▶ [Work to complete] Each line that holds the word "fragments" counts once; give the total for the records below and nothing else.

▶ [Excerpted data]
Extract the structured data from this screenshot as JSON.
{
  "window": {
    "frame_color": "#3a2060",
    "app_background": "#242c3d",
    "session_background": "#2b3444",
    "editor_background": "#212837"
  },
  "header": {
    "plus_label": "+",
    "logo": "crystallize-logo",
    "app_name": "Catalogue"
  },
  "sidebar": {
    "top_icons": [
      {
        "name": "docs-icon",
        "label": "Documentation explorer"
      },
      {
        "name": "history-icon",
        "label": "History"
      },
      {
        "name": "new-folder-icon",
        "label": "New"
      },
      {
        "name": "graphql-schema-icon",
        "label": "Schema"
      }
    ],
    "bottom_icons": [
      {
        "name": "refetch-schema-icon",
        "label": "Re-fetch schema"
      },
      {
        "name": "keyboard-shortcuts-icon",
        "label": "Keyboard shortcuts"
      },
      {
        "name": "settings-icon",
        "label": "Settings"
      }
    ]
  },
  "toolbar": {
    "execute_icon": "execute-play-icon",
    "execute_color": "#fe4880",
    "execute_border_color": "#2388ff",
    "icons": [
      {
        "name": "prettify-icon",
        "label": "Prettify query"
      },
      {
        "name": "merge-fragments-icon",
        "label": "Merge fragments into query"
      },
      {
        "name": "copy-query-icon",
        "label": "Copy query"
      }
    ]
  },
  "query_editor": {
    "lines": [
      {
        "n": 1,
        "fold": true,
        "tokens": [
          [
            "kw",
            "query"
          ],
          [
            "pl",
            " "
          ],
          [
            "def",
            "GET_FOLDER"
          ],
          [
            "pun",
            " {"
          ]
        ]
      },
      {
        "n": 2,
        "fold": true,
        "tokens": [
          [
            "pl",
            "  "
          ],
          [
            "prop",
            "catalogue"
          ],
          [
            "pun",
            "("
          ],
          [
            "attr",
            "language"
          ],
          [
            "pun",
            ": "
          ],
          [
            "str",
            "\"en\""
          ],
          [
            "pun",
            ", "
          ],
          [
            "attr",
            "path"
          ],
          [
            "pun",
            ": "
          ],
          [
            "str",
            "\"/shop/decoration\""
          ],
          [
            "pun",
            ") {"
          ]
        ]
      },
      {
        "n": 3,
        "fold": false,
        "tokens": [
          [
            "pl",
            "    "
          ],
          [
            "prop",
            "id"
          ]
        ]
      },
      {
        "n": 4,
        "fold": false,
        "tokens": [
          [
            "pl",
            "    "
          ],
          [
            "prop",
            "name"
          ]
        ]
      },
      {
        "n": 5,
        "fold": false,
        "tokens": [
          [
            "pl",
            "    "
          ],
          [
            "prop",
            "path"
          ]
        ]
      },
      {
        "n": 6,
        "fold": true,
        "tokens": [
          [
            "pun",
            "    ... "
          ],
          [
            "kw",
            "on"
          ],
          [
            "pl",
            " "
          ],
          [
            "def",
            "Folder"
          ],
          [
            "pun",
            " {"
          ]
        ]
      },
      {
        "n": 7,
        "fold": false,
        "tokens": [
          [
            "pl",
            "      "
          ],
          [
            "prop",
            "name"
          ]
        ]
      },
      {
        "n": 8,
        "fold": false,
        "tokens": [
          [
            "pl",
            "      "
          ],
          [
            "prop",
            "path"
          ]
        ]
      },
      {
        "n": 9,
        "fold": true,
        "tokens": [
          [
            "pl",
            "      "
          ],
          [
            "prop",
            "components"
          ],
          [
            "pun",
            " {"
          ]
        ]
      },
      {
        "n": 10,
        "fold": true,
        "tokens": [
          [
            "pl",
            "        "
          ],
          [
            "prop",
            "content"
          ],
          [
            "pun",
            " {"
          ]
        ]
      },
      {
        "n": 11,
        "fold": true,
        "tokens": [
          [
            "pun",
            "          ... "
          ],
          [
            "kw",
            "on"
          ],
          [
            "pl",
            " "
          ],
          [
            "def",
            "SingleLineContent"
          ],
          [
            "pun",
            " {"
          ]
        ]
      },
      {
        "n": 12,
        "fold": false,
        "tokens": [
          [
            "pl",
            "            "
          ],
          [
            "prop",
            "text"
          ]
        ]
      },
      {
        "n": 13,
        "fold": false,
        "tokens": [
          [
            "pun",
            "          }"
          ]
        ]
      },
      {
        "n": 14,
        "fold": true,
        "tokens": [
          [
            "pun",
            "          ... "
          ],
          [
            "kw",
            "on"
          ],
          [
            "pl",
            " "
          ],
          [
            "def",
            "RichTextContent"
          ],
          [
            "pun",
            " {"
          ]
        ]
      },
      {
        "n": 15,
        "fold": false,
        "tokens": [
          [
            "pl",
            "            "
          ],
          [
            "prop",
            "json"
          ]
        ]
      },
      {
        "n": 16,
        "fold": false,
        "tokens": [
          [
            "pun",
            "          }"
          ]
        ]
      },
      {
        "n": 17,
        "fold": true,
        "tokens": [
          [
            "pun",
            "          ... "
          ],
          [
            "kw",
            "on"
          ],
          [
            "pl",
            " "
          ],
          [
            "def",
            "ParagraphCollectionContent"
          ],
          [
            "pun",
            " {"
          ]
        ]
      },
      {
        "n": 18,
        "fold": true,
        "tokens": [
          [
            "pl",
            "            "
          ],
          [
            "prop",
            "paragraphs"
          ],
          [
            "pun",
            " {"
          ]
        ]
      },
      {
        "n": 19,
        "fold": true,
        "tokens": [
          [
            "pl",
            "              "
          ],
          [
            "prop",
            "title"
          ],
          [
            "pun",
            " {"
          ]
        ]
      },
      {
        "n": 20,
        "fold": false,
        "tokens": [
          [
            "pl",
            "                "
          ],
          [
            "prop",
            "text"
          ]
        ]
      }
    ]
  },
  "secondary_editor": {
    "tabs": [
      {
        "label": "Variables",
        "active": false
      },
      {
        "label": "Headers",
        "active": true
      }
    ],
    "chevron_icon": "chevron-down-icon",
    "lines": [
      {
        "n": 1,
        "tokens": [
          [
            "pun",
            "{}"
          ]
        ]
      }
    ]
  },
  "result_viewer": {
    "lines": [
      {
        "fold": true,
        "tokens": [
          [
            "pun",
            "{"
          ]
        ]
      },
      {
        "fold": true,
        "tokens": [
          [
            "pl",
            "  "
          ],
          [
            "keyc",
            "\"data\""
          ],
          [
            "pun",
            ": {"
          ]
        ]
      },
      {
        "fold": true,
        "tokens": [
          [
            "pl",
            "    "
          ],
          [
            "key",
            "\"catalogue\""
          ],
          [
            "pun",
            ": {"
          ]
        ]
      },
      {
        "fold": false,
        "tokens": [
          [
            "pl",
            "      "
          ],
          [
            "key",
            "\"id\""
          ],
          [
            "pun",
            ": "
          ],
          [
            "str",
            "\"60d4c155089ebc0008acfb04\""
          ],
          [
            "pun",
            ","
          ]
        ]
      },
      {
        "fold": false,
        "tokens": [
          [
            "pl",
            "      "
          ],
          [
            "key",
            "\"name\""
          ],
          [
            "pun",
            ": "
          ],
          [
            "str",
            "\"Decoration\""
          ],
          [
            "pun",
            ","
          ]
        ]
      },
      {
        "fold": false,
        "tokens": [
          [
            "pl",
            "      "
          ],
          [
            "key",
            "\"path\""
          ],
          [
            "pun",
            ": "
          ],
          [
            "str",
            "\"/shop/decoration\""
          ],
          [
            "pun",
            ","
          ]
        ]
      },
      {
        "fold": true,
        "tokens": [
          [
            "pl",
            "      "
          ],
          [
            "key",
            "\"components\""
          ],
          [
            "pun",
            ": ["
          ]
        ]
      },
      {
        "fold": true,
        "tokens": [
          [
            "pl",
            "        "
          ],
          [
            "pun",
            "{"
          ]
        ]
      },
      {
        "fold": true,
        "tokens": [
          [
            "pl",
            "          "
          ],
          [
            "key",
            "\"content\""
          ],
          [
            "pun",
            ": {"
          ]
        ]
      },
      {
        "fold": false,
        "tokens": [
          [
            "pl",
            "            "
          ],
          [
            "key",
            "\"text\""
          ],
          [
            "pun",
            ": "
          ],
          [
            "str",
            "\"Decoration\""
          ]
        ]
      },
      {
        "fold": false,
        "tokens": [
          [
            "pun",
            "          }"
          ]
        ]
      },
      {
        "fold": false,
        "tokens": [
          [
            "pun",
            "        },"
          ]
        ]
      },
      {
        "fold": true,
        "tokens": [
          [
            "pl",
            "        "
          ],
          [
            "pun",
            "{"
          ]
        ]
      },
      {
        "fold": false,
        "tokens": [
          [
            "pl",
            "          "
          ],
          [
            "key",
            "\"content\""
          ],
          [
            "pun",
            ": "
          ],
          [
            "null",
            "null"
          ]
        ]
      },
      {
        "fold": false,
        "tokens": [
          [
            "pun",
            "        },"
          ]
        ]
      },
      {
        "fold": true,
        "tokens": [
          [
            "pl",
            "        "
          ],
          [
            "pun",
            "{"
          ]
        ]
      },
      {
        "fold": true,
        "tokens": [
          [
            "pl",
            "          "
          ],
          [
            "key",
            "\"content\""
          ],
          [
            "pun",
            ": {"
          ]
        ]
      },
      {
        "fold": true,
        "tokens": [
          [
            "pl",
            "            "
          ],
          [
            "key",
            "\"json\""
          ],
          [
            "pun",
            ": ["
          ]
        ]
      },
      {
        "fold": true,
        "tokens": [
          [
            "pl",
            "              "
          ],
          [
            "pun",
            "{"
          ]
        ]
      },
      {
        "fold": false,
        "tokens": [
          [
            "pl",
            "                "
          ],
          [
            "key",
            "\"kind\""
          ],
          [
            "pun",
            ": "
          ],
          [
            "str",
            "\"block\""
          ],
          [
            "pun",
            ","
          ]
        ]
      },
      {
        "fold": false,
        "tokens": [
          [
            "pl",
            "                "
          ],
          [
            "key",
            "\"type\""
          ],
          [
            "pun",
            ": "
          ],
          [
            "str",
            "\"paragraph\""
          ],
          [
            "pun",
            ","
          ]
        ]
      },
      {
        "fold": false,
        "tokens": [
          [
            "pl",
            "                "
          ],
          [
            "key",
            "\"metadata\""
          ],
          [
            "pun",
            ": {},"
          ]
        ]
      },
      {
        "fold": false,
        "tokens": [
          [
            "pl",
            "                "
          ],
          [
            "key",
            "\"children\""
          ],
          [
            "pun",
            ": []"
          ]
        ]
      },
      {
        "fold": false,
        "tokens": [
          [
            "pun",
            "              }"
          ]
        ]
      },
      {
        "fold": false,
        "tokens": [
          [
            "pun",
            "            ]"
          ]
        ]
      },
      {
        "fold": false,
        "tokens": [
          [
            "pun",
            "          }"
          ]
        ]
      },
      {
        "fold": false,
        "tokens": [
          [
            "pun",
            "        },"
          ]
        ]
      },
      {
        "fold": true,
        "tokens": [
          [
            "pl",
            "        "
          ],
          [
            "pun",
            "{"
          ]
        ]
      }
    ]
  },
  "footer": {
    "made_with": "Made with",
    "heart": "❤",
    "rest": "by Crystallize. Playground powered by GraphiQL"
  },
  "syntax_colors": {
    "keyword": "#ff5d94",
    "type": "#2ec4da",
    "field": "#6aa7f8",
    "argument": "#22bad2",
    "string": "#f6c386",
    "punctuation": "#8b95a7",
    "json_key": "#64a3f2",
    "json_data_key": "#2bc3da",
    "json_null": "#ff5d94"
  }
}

▶ [Answer to the task] 2